(Stored data)
━━━━━━━━━━

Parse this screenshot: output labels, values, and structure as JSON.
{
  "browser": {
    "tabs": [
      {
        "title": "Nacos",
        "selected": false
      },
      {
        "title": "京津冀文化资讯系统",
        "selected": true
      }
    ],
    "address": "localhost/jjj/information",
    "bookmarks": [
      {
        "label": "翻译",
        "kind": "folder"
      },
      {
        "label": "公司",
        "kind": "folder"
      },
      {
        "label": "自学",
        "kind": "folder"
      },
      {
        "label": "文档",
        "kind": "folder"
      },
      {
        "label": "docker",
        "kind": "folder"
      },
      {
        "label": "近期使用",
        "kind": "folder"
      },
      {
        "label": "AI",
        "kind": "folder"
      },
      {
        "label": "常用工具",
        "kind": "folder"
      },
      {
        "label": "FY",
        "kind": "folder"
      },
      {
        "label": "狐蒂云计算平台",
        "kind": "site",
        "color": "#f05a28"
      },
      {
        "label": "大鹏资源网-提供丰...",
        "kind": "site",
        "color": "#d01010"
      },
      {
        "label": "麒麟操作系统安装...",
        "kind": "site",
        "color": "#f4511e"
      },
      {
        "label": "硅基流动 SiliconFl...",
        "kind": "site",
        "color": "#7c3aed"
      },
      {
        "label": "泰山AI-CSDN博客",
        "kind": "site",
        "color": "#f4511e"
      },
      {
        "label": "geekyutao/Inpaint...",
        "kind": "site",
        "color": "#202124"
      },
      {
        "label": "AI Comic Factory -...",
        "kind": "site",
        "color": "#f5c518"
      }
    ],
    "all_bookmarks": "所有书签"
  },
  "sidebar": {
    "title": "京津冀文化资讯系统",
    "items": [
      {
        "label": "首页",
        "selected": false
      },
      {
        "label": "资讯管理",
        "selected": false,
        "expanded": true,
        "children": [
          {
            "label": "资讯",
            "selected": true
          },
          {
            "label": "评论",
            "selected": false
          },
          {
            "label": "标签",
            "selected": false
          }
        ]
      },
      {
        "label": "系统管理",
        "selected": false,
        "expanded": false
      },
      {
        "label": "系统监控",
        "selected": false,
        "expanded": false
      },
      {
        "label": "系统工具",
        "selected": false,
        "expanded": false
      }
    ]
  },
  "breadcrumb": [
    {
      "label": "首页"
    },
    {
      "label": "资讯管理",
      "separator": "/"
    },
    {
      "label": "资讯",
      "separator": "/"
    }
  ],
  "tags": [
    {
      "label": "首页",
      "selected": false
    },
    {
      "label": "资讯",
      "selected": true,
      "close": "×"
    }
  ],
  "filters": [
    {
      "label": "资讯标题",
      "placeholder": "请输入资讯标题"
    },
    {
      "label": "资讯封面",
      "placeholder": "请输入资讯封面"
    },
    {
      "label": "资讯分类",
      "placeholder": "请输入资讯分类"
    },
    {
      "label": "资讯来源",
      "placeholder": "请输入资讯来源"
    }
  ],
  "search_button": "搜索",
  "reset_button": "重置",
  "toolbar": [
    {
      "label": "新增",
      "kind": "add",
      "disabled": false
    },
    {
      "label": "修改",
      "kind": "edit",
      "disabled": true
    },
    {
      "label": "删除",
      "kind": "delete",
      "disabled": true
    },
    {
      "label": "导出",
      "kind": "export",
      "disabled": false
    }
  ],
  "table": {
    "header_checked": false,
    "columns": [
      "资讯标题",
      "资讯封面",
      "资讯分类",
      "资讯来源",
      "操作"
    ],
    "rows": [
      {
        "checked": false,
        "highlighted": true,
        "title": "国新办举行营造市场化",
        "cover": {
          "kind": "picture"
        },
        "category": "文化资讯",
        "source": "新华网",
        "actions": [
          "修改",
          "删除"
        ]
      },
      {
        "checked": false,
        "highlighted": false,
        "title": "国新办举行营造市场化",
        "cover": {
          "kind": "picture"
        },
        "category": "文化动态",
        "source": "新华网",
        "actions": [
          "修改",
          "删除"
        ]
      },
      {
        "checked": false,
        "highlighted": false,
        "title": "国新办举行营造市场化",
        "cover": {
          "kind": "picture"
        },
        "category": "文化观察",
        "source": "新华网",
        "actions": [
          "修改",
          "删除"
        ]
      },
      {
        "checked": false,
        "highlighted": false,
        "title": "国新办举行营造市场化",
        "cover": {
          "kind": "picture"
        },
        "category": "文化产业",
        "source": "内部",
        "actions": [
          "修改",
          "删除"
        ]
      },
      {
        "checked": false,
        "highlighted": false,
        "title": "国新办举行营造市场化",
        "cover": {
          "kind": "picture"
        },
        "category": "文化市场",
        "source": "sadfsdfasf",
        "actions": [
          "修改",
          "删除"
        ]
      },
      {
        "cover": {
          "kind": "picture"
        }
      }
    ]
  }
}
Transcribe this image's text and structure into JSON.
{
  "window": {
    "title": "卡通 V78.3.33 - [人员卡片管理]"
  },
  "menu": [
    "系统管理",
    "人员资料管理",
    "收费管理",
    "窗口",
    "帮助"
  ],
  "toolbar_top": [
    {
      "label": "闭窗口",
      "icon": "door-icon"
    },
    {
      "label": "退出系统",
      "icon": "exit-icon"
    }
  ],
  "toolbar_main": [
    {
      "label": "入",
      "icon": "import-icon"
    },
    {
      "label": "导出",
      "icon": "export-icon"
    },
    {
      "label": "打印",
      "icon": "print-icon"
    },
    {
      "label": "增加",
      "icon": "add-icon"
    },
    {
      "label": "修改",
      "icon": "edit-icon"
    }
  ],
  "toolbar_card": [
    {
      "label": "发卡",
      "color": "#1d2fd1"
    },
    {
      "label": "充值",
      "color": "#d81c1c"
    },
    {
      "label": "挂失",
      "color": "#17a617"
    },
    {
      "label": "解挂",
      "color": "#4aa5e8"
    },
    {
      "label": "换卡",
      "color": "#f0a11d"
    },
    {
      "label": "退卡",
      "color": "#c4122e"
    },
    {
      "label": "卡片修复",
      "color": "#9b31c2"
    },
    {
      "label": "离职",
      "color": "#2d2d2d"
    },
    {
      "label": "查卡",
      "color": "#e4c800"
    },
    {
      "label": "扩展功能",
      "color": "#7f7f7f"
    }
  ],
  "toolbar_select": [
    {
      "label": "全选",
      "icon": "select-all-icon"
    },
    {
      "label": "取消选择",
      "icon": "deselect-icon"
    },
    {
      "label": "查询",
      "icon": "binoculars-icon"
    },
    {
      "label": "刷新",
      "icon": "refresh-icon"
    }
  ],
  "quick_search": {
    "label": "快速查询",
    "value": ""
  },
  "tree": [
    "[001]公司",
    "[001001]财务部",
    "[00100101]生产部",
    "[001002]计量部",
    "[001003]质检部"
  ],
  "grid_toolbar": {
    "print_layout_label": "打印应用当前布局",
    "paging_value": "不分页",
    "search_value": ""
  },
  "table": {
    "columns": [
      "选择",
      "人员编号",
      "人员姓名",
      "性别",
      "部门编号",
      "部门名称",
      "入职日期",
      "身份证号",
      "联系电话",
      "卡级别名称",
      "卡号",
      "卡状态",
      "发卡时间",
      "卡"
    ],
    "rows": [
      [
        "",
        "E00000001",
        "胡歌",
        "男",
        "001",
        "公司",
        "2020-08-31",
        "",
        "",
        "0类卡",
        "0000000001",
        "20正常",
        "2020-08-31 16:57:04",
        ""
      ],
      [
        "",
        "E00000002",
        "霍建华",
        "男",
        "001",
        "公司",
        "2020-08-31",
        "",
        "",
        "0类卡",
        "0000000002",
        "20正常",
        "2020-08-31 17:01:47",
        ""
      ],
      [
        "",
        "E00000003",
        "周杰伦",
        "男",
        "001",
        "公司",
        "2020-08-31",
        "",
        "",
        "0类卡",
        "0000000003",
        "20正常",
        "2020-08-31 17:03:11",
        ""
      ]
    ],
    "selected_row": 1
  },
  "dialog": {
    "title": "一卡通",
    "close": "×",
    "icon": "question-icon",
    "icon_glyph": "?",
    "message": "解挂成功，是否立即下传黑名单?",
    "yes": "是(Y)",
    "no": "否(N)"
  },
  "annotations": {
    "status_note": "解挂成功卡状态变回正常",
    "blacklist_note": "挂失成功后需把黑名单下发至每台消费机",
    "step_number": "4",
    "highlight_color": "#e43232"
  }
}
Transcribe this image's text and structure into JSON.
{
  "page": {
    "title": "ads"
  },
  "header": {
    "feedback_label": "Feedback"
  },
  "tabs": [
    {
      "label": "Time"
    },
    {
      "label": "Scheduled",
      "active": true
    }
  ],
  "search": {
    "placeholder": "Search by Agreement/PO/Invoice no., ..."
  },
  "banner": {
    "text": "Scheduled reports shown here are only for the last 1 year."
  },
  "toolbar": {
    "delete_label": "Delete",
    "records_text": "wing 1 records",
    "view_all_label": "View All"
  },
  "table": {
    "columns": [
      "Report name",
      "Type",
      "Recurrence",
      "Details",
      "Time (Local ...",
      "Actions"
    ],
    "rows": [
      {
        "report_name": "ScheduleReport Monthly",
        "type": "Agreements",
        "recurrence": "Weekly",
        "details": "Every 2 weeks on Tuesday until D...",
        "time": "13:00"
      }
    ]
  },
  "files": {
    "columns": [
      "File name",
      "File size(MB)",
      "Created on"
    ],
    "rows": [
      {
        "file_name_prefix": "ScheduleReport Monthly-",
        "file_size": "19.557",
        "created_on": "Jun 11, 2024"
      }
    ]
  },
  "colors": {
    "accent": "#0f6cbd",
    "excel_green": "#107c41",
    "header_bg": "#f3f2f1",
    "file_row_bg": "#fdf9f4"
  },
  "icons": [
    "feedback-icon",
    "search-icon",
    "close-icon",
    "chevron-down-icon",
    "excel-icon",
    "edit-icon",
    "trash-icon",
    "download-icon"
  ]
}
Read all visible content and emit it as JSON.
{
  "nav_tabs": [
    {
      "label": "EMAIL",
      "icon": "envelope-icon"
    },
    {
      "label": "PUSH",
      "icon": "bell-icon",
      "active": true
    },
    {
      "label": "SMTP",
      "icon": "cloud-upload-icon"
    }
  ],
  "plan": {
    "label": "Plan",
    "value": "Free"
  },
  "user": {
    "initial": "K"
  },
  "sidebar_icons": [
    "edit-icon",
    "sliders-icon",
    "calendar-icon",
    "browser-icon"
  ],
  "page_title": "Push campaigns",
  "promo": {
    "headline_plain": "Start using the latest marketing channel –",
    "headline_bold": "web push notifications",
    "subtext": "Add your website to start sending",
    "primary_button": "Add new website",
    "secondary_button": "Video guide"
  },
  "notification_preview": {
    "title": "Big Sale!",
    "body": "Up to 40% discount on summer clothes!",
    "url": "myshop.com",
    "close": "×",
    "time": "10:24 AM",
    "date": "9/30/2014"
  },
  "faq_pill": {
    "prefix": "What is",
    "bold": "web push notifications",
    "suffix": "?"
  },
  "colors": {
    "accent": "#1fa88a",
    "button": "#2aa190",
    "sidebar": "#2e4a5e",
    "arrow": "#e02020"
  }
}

━━━━━━━━━━

[Written problem] In the entries above, find lines with "Scheduled" and copy each.

[Written response]
      "label": "Scheduled",
    "text": "Scheduled reports shown here are only for the last 1 year."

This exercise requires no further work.